*TASK DIRECTIONS*:
The records should be repeated word for word, pictures excluded.

## START

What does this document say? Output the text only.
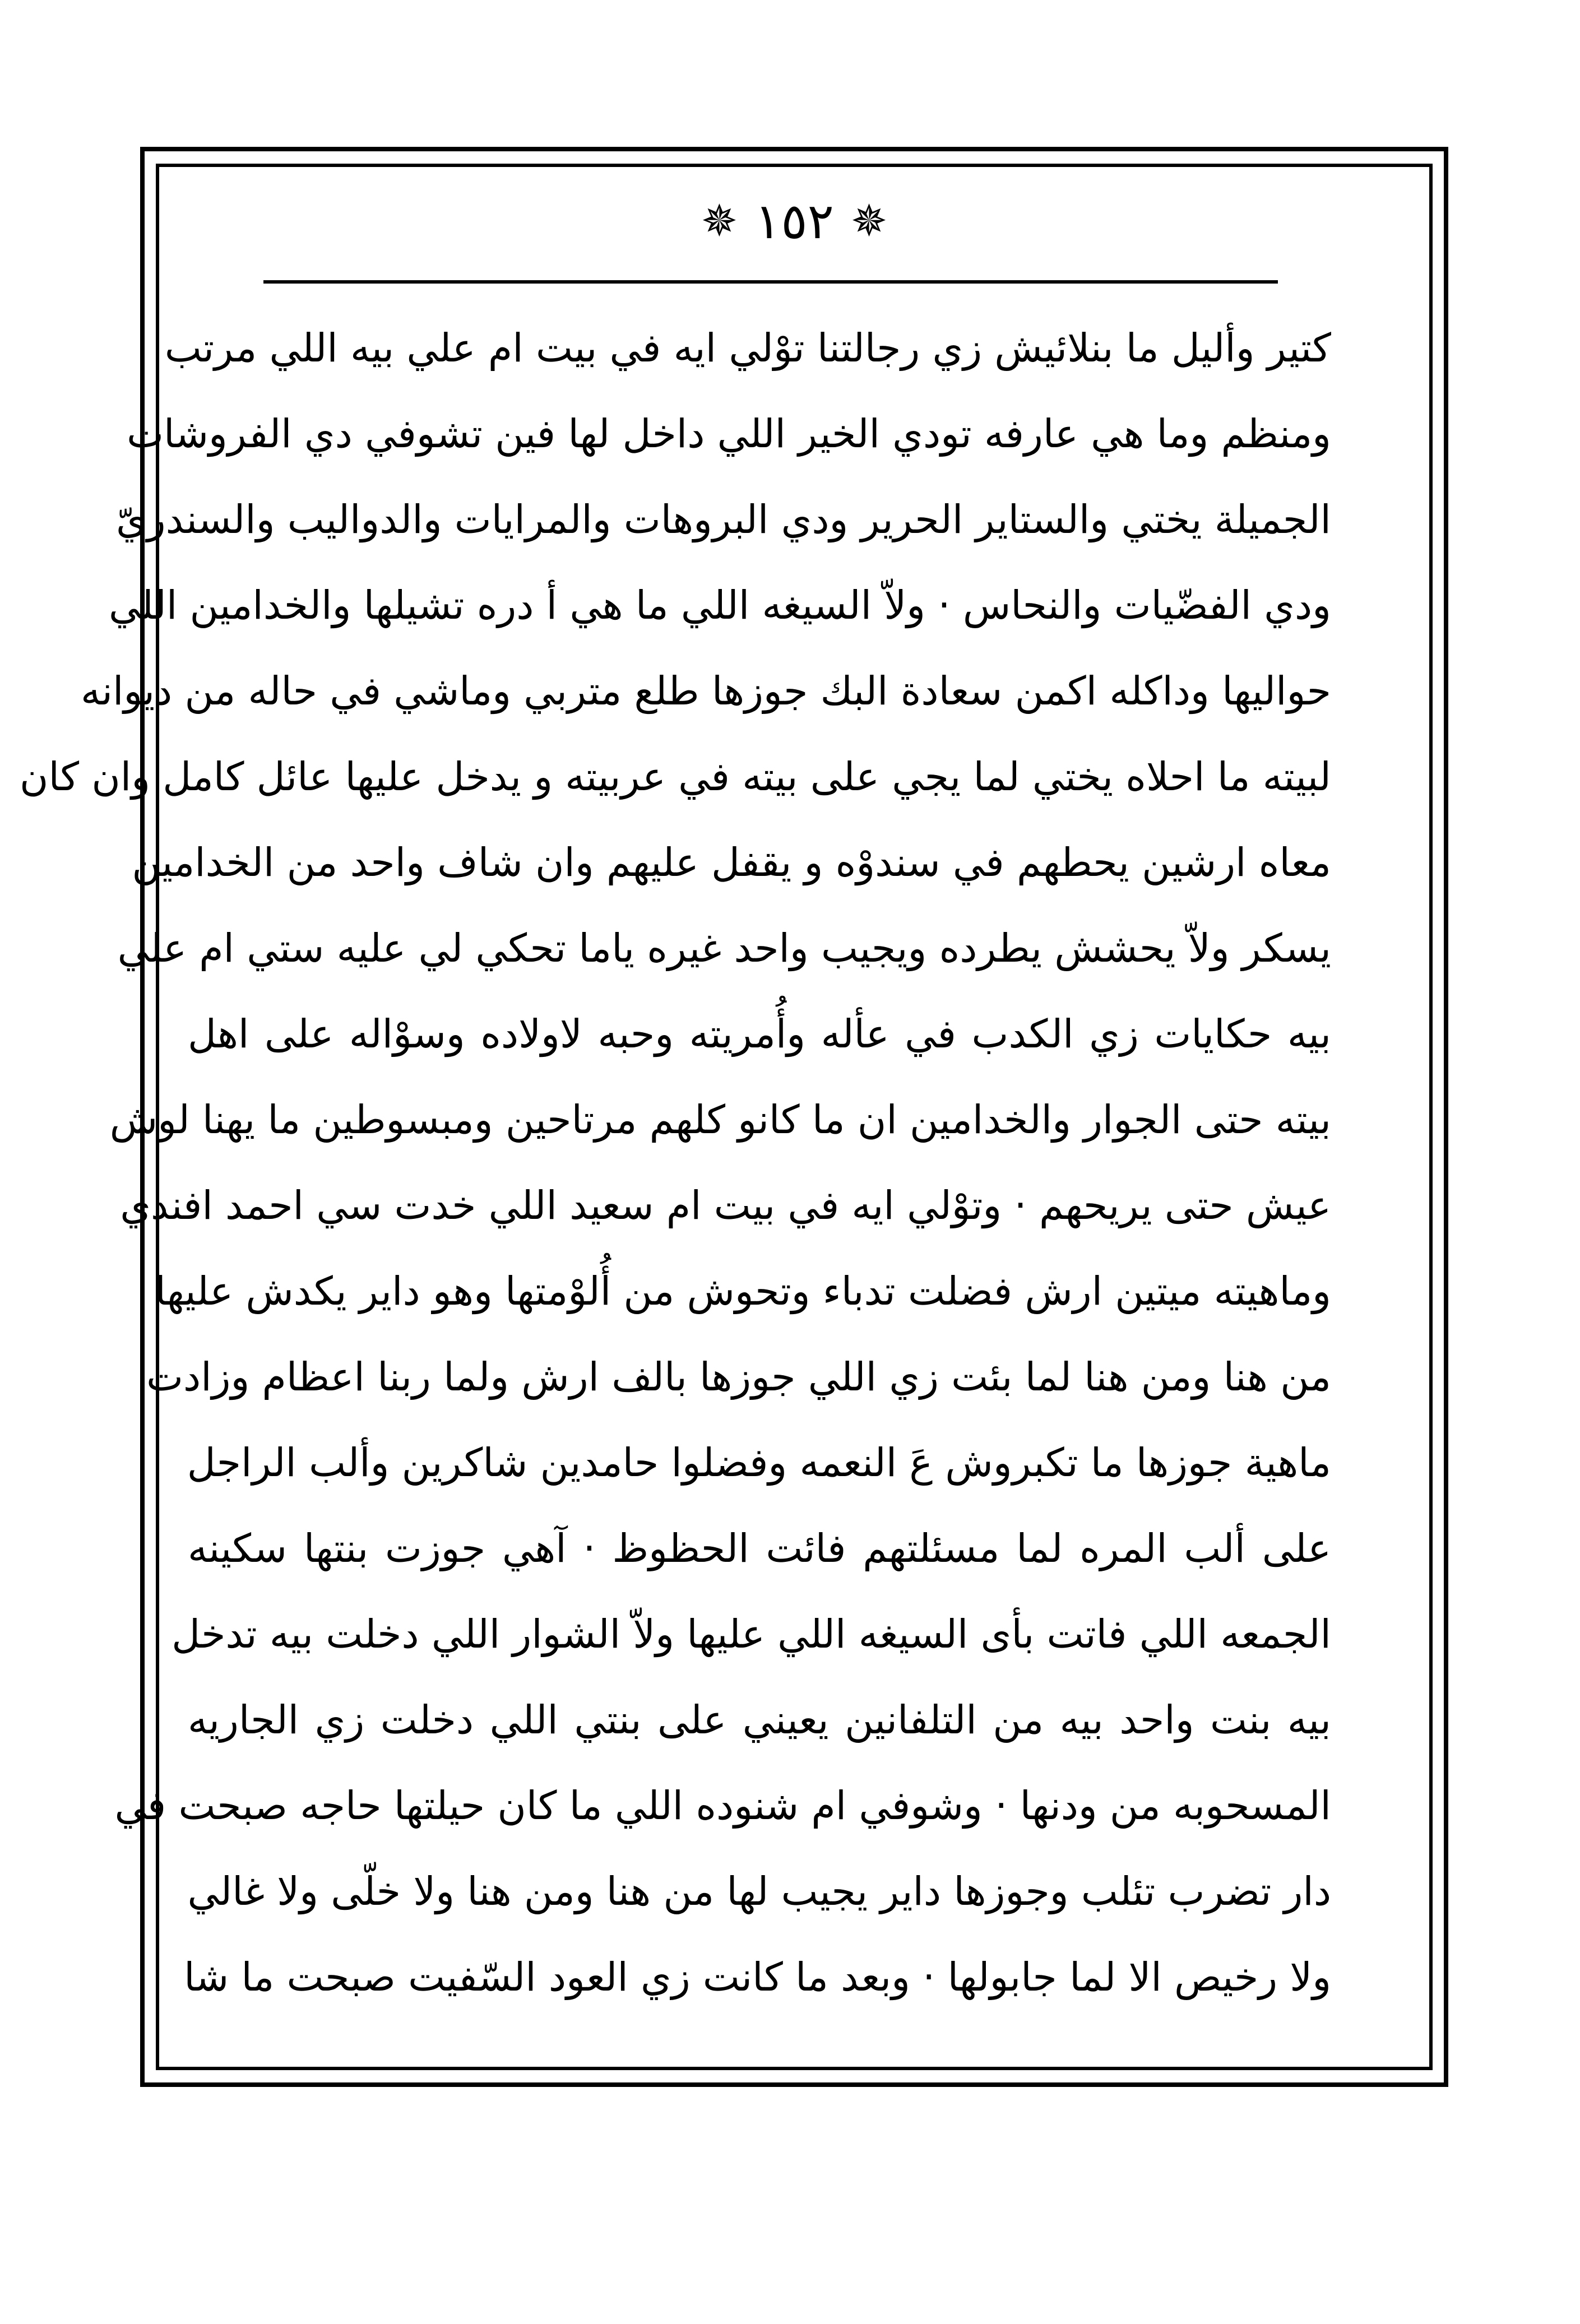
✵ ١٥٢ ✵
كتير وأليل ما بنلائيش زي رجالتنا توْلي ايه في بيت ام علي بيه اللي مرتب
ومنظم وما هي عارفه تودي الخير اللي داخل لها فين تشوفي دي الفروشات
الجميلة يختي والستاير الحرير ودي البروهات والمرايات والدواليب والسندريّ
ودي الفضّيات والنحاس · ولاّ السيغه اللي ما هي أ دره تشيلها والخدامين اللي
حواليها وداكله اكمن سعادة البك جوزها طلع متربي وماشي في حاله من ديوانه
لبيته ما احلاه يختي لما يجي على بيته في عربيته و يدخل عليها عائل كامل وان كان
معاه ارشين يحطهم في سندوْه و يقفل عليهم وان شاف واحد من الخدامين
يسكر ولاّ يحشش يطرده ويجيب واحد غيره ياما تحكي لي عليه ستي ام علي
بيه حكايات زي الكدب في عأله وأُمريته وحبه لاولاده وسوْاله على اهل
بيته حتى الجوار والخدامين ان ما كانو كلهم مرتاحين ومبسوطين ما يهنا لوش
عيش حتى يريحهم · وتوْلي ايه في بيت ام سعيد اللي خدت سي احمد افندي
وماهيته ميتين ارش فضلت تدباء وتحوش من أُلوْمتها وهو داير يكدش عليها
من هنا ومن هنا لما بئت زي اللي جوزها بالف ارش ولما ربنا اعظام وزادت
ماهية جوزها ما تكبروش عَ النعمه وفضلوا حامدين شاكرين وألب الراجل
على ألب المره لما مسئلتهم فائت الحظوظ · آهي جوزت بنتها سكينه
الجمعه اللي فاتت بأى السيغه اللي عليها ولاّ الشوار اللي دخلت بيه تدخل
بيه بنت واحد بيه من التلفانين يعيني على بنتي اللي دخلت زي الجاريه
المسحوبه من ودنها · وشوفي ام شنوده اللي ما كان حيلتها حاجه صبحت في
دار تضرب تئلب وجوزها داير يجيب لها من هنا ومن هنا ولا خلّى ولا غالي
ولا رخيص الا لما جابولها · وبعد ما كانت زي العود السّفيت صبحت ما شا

## END

*SOLUTION TO THIS PROBLEM*:
What does this document say? Output the text only.
✵ ١٥٢ ✵
كتير وأليل ما بنلائيش زي رجالتنا توْلي ايه في بيت ام علي بيه اللي مرتب
ومنظم وما هي عارفه تودي الخير اللي داخل لها فين تشوفي دي الفروشات
الجميلة يختي والستاير الحرير ودي البروهات والمرايات والدواليب والسندريّ
ودي الفضّيات والنحاس · ولاّ السيغه اللي ما هي أ دره تشيلها والخدامين اللي
حواليها وداكله اكمن سعادة البك جوزها طلع متربي وماشي في حاله من ديوانه
لبيته ما احلاه يختي لما يجي على بيته في عربيته و يدخل عليها عائل كامل وان كان
معاه ارشين يحطهم في سندوْه و يقفل عليهم وان شاف واحد من الخدامين
يسكر ولاّ يحشش يطرده ويجيب واحد غيره ياما تحكي لي عليه ستي ام علي
بيه حكايات زي الكدب في عأله وأُمريته وحبه لاولاده وسوْاله على اهل
بيته حتى الجوار والخدامين ان ما كانو كلهم مرتاحين ومبسوطين ما يهنا لوش
عيش حتى يريحهم · وتوْلي ايه في بيت ام سعيد اللي خدت سي احمد افندي
وماهيته ميتين ارش فضلت تدباء وتحوش من أُلوْمتها وهو داير يكدش عليها
من هنا ومن هنا لما بئت زي اللي جوزها بالف ارش ولما ربنا اعظام وزادت
ماهية جوزها ما تكبروش عَ النعمه وفضلوا حامدين شاكرين وألب الراجل
على ألب المره لما مسئلتهم فائت الحظوظ · آهي جوزت بنتها سكينه
الجمعه اللي فاتت بأى السيغه اللي عليها ولاّ الشوار اللي دخلت بيه تدخل
بيه بنت واحد بيه من التلفانين يعيني على بنتي اللي دخلت زي الجاريه
المسحوبه من ودنها · وشوفي ام شنوده اللي ما كان حيلتها حاجه صبحت في
دار تضرب تئلب وجوزها داير يجيب لها من هنا ومن هنا ولا خلّى ولا غالي
ولا رخيص الا لما جابولها · وبعد ما كانت زي العود السّفيت صبحت ما شا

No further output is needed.